### TASK REQUIREMENTS
Identify the lines that include the word "Redesign", then copy all of them.

### EXTRACTED DATA
:::

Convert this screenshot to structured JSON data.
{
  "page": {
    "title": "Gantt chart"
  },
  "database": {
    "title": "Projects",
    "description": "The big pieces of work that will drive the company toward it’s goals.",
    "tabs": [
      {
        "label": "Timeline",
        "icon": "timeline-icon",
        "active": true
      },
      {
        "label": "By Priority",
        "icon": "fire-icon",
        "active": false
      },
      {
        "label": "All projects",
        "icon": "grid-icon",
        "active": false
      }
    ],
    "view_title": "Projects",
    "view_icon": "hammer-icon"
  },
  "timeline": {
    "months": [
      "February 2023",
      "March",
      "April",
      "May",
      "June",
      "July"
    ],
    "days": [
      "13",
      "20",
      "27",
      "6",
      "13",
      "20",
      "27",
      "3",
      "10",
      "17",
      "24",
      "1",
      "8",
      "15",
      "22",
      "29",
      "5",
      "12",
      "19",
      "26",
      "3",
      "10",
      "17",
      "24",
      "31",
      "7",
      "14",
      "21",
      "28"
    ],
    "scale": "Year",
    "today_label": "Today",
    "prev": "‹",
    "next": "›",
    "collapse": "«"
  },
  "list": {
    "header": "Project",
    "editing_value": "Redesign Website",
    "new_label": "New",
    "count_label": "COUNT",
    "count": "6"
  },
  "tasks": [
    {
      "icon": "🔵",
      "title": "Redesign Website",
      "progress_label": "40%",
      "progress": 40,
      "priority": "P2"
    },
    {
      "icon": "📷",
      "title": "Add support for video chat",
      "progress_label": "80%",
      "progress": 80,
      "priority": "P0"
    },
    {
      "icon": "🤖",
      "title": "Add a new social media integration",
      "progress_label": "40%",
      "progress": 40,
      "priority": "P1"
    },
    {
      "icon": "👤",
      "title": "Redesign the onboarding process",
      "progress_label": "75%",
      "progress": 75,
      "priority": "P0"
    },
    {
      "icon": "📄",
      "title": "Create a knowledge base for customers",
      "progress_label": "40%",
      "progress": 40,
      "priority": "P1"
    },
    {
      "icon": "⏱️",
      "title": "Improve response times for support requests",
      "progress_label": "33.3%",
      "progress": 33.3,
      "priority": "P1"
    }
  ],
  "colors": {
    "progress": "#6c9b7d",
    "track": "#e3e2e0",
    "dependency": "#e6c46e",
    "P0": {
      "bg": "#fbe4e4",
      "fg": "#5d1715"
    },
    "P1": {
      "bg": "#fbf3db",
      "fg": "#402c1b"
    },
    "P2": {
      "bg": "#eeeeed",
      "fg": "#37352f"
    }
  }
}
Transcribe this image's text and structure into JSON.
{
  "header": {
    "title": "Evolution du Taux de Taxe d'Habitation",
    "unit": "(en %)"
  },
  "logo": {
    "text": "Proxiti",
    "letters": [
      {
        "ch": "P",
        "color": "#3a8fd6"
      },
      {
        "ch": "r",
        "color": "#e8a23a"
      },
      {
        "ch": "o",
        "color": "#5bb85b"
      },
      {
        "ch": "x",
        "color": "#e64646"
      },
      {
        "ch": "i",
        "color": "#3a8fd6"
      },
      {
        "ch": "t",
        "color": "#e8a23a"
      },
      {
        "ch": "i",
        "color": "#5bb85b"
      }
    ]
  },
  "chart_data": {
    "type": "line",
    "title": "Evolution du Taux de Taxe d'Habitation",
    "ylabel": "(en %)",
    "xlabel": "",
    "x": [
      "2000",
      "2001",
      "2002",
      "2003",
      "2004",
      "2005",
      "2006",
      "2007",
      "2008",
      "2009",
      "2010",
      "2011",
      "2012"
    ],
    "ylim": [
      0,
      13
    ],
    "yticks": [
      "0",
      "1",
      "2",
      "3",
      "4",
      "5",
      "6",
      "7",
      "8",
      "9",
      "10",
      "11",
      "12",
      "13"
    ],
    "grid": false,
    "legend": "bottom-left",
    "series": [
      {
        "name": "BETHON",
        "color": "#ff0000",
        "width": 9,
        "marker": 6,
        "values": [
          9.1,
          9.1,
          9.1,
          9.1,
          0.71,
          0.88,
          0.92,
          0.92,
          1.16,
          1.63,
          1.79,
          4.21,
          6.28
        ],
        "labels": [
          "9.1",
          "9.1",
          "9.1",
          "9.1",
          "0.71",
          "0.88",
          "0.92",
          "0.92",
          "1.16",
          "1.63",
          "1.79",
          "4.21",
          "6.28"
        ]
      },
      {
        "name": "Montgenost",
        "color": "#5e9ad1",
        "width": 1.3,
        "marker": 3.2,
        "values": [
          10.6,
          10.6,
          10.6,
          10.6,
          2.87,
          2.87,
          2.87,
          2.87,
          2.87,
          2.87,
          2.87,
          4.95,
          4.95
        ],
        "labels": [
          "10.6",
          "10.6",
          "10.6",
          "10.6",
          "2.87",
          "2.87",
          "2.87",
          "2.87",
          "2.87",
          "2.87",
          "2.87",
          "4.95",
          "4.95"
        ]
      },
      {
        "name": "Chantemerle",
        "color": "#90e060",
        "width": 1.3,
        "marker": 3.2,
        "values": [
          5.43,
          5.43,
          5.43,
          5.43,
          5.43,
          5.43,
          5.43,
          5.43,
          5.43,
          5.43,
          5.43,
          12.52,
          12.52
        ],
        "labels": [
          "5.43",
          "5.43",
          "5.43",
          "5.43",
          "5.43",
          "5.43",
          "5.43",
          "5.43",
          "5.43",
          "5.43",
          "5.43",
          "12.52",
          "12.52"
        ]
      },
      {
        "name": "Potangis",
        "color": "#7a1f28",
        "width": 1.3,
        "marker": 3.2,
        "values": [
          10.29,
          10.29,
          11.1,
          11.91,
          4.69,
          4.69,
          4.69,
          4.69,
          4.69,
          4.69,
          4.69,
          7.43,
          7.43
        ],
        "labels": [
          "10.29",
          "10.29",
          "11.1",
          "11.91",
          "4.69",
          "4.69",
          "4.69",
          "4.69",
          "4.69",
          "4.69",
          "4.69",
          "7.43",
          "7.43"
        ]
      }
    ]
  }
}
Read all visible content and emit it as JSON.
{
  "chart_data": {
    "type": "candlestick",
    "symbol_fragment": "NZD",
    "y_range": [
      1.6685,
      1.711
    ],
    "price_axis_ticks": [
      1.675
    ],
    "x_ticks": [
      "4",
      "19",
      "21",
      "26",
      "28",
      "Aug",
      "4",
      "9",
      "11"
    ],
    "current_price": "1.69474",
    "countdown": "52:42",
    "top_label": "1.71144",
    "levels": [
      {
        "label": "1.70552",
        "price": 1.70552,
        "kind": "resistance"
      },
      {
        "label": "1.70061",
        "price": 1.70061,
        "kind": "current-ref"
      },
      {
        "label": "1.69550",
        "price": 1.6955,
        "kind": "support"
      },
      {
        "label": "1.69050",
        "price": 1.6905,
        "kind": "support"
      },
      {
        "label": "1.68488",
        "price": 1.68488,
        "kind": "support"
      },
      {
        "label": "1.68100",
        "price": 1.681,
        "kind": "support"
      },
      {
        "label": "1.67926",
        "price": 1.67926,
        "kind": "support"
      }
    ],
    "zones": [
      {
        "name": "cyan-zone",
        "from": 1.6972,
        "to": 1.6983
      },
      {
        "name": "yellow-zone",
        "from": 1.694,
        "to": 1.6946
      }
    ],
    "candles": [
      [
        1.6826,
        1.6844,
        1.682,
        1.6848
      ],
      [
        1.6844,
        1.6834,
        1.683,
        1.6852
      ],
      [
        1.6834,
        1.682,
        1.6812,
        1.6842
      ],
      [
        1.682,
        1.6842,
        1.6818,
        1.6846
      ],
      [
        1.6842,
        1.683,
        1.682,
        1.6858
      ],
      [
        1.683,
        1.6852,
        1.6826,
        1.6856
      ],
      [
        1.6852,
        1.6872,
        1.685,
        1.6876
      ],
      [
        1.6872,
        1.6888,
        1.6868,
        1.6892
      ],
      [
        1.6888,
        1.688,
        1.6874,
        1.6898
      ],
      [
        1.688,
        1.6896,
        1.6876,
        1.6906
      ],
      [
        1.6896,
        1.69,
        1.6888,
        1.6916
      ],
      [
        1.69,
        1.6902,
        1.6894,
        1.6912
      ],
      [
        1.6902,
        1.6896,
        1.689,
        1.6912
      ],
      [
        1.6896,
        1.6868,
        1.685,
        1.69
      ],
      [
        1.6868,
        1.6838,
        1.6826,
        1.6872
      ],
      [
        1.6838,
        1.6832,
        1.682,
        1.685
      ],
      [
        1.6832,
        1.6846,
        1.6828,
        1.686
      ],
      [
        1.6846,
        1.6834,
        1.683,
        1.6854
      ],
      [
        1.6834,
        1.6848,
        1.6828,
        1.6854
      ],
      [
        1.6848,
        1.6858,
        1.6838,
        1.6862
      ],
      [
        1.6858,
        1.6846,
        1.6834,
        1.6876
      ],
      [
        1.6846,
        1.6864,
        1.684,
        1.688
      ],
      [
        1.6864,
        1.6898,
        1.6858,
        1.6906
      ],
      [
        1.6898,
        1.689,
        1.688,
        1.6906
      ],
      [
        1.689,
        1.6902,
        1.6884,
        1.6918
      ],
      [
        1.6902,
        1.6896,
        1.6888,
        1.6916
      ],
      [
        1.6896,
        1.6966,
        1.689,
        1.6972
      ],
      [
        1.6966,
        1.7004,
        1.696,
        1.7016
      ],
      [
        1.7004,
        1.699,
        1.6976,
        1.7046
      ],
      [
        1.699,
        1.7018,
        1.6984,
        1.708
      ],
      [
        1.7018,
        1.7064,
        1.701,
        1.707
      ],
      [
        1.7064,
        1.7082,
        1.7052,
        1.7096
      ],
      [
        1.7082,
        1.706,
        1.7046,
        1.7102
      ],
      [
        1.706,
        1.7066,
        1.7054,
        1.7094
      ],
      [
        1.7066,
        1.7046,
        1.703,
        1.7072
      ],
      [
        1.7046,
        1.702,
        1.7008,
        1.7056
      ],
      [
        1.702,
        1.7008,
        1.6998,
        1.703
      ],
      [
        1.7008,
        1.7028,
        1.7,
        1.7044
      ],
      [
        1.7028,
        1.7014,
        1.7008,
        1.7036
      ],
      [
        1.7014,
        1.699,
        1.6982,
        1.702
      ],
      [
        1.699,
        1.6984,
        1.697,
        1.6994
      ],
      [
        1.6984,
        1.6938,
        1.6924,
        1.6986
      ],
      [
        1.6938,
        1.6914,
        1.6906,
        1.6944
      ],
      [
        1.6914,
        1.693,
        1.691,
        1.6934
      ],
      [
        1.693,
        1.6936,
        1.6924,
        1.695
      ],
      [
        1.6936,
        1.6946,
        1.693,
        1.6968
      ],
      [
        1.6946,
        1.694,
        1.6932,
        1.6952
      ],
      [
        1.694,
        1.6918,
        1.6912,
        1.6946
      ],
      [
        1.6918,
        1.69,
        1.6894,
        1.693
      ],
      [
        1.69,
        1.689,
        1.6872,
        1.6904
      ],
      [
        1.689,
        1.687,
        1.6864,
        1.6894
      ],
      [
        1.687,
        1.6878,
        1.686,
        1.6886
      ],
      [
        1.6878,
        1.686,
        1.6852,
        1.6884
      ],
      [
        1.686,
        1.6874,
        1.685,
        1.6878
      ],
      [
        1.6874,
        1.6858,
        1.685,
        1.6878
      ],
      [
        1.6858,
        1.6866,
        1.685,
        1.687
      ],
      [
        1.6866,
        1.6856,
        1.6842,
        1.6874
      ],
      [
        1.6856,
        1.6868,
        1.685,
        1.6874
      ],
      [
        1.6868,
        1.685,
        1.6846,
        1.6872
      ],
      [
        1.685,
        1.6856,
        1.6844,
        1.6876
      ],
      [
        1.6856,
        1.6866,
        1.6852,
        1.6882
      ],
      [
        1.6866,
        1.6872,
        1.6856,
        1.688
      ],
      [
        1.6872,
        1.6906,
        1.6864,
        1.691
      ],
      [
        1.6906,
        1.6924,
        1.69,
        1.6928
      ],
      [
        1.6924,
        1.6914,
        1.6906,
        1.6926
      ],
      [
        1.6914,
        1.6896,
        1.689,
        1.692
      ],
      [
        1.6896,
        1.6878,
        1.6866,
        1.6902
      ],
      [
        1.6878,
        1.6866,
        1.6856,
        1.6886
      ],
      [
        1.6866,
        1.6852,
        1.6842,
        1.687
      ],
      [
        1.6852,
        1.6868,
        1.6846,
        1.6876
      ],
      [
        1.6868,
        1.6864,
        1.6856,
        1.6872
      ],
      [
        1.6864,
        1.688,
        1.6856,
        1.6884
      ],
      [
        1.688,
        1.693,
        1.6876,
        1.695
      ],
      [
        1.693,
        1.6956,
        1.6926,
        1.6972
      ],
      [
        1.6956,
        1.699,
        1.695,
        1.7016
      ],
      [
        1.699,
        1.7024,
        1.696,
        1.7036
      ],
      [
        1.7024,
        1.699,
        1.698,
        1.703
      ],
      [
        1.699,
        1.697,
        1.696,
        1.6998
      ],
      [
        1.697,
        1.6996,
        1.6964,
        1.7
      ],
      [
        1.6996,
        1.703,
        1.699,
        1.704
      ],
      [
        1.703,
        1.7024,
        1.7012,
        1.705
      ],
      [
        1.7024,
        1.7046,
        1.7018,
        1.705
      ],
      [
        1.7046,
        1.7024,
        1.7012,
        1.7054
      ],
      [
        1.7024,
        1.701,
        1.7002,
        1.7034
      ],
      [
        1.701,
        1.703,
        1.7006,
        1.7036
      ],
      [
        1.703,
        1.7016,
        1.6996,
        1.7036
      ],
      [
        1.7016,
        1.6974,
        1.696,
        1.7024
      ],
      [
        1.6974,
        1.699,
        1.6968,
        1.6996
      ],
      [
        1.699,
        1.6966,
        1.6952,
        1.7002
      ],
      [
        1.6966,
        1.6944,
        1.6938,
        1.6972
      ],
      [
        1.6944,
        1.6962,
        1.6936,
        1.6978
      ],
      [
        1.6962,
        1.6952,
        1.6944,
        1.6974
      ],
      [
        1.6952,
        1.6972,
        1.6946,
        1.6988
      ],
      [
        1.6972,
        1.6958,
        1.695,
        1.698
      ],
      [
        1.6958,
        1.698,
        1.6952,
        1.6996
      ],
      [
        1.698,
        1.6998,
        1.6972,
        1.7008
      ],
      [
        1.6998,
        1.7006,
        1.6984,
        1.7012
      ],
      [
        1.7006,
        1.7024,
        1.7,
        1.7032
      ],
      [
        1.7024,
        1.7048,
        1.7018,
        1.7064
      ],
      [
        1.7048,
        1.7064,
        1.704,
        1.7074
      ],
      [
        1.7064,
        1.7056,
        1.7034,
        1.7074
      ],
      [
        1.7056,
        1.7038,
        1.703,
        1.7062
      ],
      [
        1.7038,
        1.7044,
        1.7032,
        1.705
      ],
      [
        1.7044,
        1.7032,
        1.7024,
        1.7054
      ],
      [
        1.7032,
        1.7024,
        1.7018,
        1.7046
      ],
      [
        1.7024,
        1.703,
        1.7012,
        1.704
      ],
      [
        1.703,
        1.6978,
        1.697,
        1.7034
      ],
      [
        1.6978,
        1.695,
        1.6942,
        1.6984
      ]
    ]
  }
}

:::

### TASK SOLUTION
    "editing_value": "Redesign Website",
      "title": "Redesign Website",
      "title": "Redesign the onboarding process",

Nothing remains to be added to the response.